• **Short task**
In the stretch of material from the line containing "Localize each UI" through the line containing "x-tick-label-6: 6 [518, 844, 526, 861]", switch "element" to "item" and give those lines again with nothing else altered. Leave the pictures out.

• **Record excerpts**
════════════════════

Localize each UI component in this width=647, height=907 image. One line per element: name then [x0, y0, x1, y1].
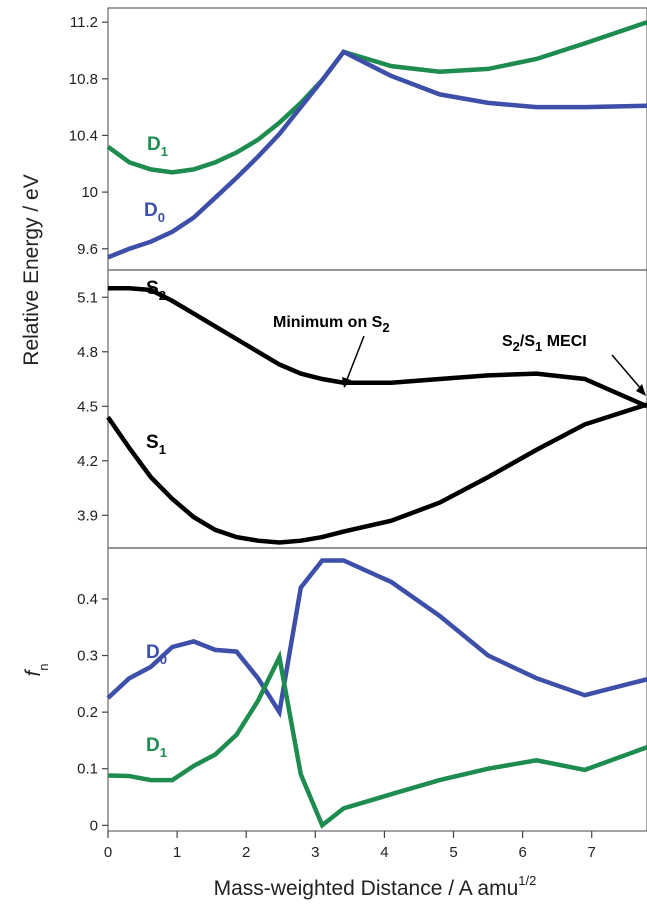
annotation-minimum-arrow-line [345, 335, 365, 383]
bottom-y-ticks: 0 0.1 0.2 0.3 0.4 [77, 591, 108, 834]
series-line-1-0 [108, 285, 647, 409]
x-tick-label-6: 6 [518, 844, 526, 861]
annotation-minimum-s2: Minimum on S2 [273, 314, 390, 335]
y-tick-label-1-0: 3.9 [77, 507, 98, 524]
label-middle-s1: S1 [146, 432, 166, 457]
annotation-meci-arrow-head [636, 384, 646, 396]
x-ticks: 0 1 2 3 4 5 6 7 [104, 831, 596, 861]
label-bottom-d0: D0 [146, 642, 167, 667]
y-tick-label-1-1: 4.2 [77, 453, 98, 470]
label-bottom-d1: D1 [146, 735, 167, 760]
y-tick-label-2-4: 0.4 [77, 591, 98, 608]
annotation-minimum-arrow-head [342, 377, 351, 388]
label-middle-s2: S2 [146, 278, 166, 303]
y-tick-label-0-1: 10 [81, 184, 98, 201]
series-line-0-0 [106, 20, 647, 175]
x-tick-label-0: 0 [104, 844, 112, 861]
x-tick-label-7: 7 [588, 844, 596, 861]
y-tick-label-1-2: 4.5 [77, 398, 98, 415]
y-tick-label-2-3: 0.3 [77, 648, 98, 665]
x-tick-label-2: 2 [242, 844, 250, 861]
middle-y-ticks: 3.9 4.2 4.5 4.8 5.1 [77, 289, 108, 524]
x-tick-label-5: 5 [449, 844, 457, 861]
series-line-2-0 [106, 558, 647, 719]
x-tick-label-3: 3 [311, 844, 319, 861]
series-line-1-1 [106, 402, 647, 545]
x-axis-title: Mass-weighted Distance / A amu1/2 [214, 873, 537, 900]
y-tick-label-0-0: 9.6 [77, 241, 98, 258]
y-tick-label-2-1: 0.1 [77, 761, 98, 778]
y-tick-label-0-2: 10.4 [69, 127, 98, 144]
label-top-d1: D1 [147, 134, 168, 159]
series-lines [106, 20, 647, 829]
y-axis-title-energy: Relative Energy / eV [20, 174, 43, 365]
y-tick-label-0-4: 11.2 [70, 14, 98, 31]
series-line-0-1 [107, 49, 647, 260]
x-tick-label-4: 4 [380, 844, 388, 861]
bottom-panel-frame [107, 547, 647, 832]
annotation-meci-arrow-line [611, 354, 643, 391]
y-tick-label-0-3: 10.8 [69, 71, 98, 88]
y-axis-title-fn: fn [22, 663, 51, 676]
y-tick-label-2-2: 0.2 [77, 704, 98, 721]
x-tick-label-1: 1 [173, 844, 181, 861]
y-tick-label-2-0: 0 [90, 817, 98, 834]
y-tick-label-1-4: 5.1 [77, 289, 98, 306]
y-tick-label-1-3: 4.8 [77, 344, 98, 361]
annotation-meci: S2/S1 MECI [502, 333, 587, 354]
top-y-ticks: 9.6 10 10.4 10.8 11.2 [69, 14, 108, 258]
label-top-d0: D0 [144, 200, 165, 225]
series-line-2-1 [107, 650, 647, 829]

════════════════════

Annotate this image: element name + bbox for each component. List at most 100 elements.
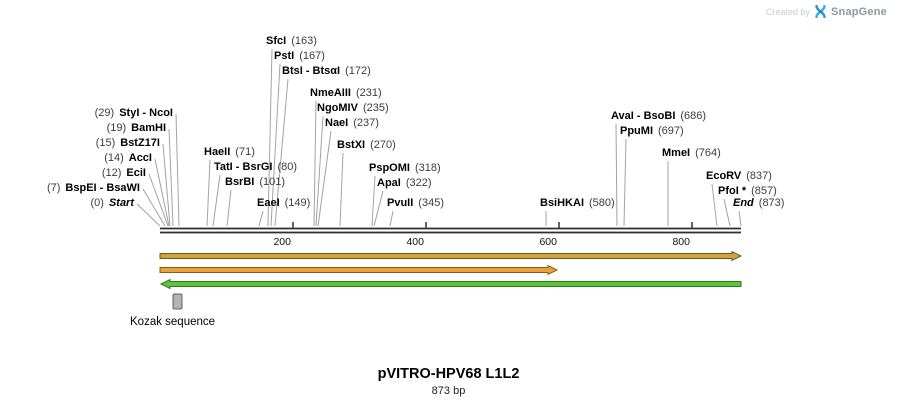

════════════════════

• **Response to the exercise**
Localize each UI component in this width=647, height=907 image. One line per item: name then [x0, y0, x1, y1].
annotation-minimum-arrow-line [345, 335, 365, 383]
bottom-y-ticks: 0 0.1 0.2 0.3 0.4 [77, 591, 108, 834]
series-line-1-0 [108, 285, 647, 409]
x-tick-label-6: 6 [518, 844, 526, 861]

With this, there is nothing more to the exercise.